--- ENTRIES ---
<<<<
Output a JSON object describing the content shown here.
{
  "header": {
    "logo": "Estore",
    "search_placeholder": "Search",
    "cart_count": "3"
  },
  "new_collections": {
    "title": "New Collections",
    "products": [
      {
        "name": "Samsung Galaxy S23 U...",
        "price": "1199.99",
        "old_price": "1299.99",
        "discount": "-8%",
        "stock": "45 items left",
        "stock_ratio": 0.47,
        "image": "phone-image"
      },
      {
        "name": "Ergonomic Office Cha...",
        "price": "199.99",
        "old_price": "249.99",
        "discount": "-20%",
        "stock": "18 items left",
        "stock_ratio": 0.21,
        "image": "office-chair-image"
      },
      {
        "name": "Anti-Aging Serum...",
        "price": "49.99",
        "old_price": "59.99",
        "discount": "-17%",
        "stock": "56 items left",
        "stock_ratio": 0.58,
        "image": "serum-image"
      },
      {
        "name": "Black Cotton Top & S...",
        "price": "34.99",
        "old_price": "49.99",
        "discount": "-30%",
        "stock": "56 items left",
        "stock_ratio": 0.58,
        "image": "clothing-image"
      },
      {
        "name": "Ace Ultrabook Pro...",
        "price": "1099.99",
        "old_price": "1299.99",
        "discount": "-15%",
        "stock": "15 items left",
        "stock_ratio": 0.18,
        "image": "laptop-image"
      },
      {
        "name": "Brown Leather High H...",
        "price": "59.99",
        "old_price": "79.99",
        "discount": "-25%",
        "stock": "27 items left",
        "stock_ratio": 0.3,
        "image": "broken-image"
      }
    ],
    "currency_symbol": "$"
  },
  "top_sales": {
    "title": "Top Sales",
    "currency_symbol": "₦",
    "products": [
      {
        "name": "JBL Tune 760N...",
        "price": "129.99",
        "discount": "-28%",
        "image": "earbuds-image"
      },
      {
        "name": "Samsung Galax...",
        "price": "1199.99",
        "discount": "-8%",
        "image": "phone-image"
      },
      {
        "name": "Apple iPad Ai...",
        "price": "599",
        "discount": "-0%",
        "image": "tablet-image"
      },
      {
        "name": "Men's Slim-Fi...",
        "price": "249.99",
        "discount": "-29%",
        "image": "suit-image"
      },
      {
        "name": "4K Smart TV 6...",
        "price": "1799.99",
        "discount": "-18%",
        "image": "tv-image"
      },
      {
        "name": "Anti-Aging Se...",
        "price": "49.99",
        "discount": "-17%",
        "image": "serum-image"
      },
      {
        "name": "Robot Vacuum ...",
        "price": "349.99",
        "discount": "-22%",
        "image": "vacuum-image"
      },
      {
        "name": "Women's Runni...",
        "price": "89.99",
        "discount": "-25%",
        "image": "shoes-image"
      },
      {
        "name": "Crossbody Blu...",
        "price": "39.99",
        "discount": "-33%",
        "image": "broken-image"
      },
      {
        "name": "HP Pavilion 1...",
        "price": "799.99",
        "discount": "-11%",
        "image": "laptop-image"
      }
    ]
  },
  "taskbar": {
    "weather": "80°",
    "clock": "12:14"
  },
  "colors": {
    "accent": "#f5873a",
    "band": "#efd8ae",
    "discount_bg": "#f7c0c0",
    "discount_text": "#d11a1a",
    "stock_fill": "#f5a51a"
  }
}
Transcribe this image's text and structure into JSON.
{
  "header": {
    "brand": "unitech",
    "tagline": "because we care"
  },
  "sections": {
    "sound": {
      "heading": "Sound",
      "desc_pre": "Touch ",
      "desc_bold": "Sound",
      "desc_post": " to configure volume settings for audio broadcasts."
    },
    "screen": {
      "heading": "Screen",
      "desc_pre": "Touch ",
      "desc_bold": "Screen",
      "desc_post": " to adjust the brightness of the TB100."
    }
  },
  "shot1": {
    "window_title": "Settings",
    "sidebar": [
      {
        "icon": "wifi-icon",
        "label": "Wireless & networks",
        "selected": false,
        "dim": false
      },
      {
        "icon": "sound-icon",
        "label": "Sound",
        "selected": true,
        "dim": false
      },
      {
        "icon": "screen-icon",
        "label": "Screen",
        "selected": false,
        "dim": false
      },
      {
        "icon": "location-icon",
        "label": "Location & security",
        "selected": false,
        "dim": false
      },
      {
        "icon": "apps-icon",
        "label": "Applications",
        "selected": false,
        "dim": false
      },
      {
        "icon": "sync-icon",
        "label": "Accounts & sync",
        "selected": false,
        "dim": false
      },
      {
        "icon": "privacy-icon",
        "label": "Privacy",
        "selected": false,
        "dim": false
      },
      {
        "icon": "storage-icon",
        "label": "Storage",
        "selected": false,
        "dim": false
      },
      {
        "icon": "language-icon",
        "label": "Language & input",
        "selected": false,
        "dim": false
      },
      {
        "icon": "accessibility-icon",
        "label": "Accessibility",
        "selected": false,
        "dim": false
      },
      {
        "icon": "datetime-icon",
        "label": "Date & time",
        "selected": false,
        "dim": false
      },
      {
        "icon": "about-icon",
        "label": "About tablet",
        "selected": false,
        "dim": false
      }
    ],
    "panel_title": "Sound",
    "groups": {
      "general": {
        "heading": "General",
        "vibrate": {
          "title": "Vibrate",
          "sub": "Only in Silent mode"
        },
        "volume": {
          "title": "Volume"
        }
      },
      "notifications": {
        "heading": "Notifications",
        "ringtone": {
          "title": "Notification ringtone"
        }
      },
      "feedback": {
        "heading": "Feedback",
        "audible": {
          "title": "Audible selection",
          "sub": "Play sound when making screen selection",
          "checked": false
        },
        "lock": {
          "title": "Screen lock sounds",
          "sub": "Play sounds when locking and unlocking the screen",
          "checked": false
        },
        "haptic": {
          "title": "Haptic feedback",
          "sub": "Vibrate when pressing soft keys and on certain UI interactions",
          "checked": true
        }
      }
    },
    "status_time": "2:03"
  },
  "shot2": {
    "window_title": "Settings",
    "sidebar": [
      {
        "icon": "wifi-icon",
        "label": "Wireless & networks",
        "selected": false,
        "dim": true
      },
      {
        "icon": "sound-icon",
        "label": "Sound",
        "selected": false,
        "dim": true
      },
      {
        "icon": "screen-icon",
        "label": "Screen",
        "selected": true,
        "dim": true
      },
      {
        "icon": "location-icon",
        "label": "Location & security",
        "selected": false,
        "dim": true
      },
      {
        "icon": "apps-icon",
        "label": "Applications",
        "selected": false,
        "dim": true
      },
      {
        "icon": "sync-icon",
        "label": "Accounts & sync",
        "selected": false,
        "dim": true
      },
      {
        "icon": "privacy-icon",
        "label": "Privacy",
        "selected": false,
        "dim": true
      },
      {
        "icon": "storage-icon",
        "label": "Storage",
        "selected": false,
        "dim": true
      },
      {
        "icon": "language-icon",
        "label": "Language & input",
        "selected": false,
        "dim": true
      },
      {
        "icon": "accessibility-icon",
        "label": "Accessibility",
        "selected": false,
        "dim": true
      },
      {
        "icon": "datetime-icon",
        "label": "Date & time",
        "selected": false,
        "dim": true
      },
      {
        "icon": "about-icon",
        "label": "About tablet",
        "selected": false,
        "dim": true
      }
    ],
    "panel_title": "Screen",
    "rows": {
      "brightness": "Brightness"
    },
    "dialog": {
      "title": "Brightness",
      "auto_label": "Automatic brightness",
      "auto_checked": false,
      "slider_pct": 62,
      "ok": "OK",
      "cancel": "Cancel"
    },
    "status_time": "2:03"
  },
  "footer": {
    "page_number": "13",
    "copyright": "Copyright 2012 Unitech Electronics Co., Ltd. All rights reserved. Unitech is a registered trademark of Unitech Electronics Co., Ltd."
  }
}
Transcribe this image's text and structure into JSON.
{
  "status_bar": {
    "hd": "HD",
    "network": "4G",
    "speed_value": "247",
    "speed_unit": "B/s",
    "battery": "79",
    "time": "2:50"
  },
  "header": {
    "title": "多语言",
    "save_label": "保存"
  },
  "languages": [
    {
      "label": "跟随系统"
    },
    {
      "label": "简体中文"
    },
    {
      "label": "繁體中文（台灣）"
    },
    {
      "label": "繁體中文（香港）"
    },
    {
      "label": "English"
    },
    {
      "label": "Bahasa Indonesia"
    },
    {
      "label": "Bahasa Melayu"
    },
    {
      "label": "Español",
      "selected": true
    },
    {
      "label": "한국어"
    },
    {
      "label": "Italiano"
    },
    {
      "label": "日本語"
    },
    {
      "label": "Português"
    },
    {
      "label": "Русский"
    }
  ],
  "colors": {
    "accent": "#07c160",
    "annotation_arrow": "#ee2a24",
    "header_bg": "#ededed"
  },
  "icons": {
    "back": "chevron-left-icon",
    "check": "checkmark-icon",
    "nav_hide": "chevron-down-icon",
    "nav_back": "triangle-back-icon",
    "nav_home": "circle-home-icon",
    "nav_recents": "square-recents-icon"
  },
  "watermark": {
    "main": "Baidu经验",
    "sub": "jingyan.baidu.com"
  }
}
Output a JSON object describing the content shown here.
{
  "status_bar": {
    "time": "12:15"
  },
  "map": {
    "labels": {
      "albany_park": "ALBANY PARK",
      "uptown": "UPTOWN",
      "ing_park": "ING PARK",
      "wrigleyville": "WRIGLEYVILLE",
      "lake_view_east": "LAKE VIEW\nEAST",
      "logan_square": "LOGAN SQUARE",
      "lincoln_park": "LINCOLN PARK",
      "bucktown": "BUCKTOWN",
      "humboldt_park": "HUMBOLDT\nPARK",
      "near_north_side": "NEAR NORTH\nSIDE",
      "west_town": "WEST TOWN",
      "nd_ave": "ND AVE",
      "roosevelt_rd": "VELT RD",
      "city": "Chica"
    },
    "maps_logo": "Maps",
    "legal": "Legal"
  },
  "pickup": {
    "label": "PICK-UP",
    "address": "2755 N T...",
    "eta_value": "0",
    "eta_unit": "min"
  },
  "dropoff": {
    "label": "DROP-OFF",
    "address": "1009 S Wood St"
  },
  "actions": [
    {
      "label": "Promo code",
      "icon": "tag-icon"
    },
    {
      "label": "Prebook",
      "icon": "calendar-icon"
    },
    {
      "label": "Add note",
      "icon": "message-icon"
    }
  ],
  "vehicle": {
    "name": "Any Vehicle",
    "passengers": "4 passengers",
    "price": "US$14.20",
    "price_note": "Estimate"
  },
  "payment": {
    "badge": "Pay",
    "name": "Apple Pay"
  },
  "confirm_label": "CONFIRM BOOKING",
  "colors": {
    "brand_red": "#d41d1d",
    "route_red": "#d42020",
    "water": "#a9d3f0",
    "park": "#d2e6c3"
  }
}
>>>>
Report all lines of the data above that include the string "Anti".

--- THE RESULT ---
        "name": "Anti-Aging Serum...",
        "name": "Anti-Aging Se...",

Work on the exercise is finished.